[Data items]

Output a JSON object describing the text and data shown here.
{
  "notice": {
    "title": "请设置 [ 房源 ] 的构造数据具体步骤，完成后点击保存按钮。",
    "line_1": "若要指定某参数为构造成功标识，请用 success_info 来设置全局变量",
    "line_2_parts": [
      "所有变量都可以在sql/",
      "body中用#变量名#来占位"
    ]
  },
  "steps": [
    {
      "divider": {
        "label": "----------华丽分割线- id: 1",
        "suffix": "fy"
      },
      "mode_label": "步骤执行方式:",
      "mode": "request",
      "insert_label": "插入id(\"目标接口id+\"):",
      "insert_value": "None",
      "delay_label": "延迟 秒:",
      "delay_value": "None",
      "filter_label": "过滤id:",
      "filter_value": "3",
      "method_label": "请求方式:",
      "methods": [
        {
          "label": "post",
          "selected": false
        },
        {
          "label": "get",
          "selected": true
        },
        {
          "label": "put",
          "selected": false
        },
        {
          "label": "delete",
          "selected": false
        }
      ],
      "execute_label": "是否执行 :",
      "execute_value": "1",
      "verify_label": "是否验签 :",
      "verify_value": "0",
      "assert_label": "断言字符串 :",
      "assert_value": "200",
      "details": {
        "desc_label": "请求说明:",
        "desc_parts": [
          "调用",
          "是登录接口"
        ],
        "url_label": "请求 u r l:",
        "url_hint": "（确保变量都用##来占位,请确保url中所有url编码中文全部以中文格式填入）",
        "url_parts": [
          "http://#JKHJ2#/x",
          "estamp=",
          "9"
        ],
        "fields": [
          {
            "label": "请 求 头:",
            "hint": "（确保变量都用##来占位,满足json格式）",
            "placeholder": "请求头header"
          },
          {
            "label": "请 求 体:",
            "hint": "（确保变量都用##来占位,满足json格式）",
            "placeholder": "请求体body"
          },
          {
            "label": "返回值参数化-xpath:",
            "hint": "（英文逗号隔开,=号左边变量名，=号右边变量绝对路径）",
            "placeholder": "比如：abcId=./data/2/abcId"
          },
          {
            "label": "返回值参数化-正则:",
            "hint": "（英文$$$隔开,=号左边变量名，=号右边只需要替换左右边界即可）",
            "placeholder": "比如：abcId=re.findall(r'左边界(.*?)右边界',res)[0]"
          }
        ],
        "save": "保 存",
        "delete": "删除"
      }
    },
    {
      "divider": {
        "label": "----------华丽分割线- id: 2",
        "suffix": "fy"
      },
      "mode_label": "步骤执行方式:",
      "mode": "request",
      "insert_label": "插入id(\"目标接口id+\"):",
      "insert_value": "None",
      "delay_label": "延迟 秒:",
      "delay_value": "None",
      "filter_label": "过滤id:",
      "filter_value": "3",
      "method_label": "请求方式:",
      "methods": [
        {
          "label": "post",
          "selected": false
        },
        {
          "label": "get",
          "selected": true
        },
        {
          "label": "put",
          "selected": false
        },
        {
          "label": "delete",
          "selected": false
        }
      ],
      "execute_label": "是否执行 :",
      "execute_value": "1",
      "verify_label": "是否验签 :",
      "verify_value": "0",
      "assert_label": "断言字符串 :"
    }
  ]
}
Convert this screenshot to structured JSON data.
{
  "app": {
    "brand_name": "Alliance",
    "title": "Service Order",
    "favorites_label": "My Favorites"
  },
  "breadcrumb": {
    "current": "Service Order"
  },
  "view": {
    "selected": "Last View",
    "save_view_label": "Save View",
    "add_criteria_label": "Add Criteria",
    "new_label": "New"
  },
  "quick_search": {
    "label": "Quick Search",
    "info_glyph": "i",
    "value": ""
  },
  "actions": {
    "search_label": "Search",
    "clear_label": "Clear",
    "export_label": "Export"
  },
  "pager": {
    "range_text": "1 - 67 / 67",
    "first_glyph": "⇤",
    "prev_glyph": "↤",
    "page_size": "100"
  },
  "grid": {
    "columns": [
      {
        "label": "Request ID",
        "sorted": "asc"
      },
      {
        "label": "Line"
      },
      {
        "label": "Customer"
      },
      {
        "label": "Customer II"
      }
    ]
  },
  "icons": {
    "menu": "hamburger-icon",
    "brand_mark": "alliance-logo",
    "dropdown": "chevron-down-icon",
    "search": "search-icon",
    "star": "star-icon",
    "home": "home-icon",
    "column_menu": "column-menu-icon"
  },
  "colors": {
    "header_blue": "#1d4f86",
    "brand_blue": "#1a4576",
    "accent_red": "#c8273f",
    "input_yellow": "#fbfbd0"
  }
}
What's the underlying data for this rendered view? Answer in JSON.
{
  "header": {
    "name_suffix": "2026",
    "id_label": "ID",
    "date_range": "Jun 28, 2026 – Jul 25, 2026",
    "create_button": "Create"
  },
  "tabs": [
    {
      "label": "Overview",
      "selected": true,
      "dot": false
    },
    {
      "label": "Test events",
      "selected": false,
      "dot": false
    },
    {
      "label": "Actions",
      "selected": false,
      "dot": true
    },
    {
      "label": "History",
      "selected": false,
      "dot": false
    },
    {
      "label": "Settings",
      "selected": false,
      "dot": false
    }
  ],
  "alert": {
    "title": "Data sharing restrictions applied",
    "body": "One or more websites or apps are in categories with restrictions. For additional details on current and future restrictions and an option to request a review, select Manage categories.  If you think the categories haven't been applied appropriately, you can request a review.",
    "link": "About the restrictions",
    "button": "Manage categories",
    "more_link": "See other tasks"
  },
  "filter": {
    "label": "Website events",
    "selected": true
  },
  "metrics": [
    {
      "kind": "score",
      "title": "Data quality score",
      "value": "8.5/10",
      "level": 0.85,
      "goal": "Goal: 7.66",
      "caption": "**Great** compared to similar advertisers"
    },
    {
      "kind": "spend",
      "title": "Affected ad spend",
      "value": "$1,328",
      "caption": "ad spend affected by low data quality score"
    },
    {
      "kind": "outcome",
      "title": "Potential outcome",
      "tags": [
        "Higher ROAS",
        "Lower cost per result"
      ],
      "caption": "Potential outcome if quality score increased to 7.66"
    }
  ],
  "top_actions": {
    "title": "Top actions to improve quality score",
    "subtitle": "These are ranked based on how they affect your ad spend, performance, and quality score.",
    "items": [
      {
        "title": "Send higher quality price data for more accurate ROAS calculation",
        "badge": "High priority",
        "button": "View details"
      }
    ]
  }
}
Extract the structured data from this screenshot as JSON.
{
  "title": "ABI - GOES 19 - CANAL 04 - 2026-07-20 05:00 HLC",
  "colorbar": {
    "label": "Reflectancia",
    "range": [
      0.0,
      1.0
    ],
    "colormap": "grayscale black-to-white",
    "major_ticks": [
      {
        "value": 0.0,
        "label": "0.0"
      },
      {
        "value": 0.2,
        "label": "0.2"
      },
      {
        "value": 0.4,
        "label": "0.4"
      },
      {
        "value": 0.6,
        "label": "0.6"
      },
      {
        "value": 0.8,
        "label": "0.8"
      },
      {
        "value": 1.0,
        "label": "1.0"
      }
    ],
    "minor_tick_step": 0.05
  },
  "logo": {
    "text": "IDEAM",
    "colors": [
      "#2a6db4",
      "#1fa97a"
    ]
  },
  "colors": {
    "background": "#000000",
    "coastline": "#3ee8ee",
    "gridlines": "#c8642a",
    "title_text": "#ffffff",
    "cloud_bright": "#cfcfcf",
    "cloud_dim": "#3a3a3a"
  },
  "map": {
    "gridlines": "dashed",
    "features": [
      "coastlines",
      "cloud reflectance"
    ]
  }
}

• Aim of the exercise: Set down every line of the listing above again, exactly as given.

• Written solution:
Output a JSON object describing the text and data shown here.
{
  "notice": {
    "title": "请设置 [ 房源 ] 的构造数据具体步骤，完成后点击保存按钮。",
    "line_1": "若要指定某参数为构造成功标识，请用 success_info 来设置全局变量",
    "line_2_parts": [
      "所有变量都可以在sql/",
      "body中用#变量名#来占位"
    ]
  },
  "steps": [
    {
      "divider": {
        "label": "----------华丽分割线- id: 1",
        "suffix": "fy"
      },
      "mode_label": "步骤执行方式:",
      "mode": "request",
      "insert_label": "插入id(\"目标接口id+\"):",
      "insert_value": "None",
      "delay_label": "延迟 秒:",
      "delay_value": "None",
      "filter_label": "过滤id:",
      "filter_value": "3",
      "method_label": "请求方式:",
      "methods": [
        {
          "label": "post",
          "selected": false
        },
        {
          "label": "get",
          "selected": true
        },
        {
          "label": "put",
          "selected": false
        },
        {
          "label": "delete",
          "selected": false
        }
      ],
      "execute_label": "是否执行 :",
      "execute_value": "1",
      "verify_label": "是否验签 :",
      "verify_value": "0",
      "assert_label": "断言字符串 :",
      "assert_value": "200",
      "details": {
        "desc_label": "请求说明:",
        "desc_parts": [
          "调用",
          "是登录接口"
        ],
        "url_label": "请求 u r l:",
        "url_hint": "（确保变量都用##来占位,请确保url中所有url编码中文全部以中文格式填入）",
        "url_parts": [
          "http://#JKHJ2#/x",
          "estamp=",
          "9"
        ],
        "fields": [
          {
            "label": "请 求 头:",
            "hint": "（确保变量都用##来占位,满足json格式）",
            "placeholder": "请求头header"
          },
          {
            "label": "请 求 体:",
            "hint": "（确保变量都用##来占位,满足json格式）",
            "placeholder": "请求体body"
          },
          {
            "label": "返回值参数化-xpath:",
            "hint": "（英文逗号隔开,=号左边变量名，=号右边变量绝对路径）",
            "placeholder": "比如：abcId=./data/2/abcId"
          },
          {
            "label": "返回值参数化-正则:",
            "hint": "（英文$$$隔开,=号左边变量名，=号右边只需要替换左右边界即可）",
            "placeholder": "比如：abcId=re.findall(r'左边界(.*?)右边界',res)[0]"
          }
        ],
        "save": "保 存",
        "delete": "删除"
      }
    },
    {
      "divider": {
        "label": "----------华丽分割线- id: 2",
        "suffix": "fy"
      },
      "mode_label": "步骤执行方式:",
      "mode": "request",
      "insert_label": "插入id(\"目标接口id+\"):",
      "insert_value": "None",
      "delay_label": "延迟 秒:",
      "delay_value": "None",
      "filter_label": "过滤id:",
      "filter_value": "3",
      "method_label": "请求方式:",
      "methods": [
        {
          "label": "post",
          "selected": false
        },
        {
          "label": "get",
          "selected": true
        },
        {
          "label": "put",
          "selected": false
        },
        {
          "label": "delete",
          "selected": false
        }
      ],
      "execute_label": "是否执行 :",
      "execute_value": "1",
      "verify_label": "是否验签 :",
      "verify_value": "0",
      "assert_label": "断言字符串 :"
    }
  ]
}
Convert this screenshot to structured JSON data.
{
  "app": {
    "brand_name": "Alliance",
    "title": "Service Order",
    "favorites_label": "My Favorites"
  },
  "breadcrumb": {
    "current": "Service Order"
  },
  "view": {
    "selected": "Last View",
    "save_view_label": "Save View",
    "add_criteria_label": "Add Criteria",
    "new_label": "New"
  },
  "quick_search": {
    "label": "Quick Search",
    "info_glyph": "i",
    "value": ""
  },
  "actions": {
    "search_label": "Search",
    "clear_label": "Clear",
    "export_label": "Export"
  },
  "pager": {
    "range_text": "1 - 67 / 67",
    "first_glyph": "⇤",
    "prev_glyph": "↤",
    "page_size": "100"
  },
  "grid": {
    "columns": [
      {
        "label": "Request ID",
        "sorted": "asc"
      },
      {
        "label": "Line"
      },
      {
        "label": "Customer"
      },
      {
        "label": "Customer II"
      }
    ]
  },
  "icons": {
    "menu": "hamburger-icon",
    "brand_mark": "alliance-logo",
    "dropdown": "chevron-down-icon",
    "search": "search-icon",
    "star": "star-icon",
    "home": "home-icon",
    "column_menu": "column-menu-icon"
  },
  "colors": {
    "header_blue": "#1d4f86",
    "brand_blue": "#1a4576",
    "accent_red": "#c8273f",
    "input_yellow": "#fbfbd0"
  }
}
What's the underlying data for this rendered view? Answer in JSON.
{
  "header": {
    "name_suffix": "2026",
    "id_label": "ID",
    "date_range": "Jun 28, 2026 – Jul 25, 2026",
    "create_button": "Create"
  },
  "tabs": [
    {
      "label": "Overview",
      "selected": true,
      "dot": false
    },
    {
      "label": "Test events",
      "selected": false,
      "dot": false
    },
    {
      "label": "Actions",
      "selected": false,
      "dot": true
    },
    {
      "label": "History",
      "selected": false,
      "dot": false
    },
    {
      "label": "Settings",
      "selected": false,
      "dot": false
    }
  ],
  "alert": {
    "title": "Data sharing restrictions applied",
    "body": "One or more websites or apps are in categories with restrictions. For additional details on current and future restrictions and an option to request a review, select Manage categories.  If you think the categories haven't been applied appropriately, you can request a review.",
    "link": "About the restrictions",
    "button": "Manage categories",
    "more_link": "See other tasks"
  },
  "filter": {
    "label": "Website events",
    "selected": true
  },
  "metrics": [
    {
      "kind": "score",
      "title": "Data quality score",
      "value": "8.5/10",
      "level": 0.85,
      "goal": "Goal: 7.66",
      "caption": "**Great** compared to similar advertisers"
    },
    {
      "kind": "spend",
      "title": "Affected ad spend",
      "value": "$1,328",
      "caption": "ad spend affected by low data quality score"
    },
    {
      "kind": "outcome",
      "title": "Potential outcome",
      "tags": [
        "Higher ROAS",
        "Lower cost per result"
      ],
      "caption": "Potential outcome if quality score increased to 7.66"
    }
  ],
  "top_actions": {
    "title": "Top actions to improve quality score",
    "subtitle": "These are ranked based on how they affect your ad spend, performance, and quality score.",
    "items": [
      {
        "title": "Send higher quality price data for more accurate ROAS calculation",
        "badge": "High priority",
        "button": "View details"
      }
    ]
  }
}
Extract the structured data from this screenshot as JSON.
{
  "title": "ABI - GOES 19 - CANAL 04 - 2026-07-20 05:00 HLC",
  "colorbar": {
    "label": "Reflectancia",
    "range": [
      0.0,
      1.0
    ],
    "colormap": "grayscale black-to-white",
    "major_ticks": [
      {
        "value": 0.0,
        "label": "0.0"
      },
      {
        "value": 0.2,
        "label": "0.2"
      },
      {
        "value": 0.4,
        "label": "0.4"
      },
      {
        "value": 0.6,
        "label": "0.6"
      },
      {
        "value": 0.8,
        "label": "0.8"
      },
      {
        "value": 1.0,
        "label": "1.0"
      }
    ],
    "minor_tick_step": 0.05
  },
  "logo": {
    "text": "IDEAM",
    "colors": [
      "#2a6db4",
      "#1fa97a"
    ]
  },
  "colors": {
    "background": "#000000",
    "coastline": "#3ee8ee",
    "gridlines": "#c8642a",
    "title_text": "#ffffff",
    "cloud_bright": "#cfcfcf",
    "cloud_dim": "#3a3a3a"
  },
  "map": {
    "gridlines": "dashed",
    "features": [
      "coastlines",
      "cloud reflectance"
    ]
  }
}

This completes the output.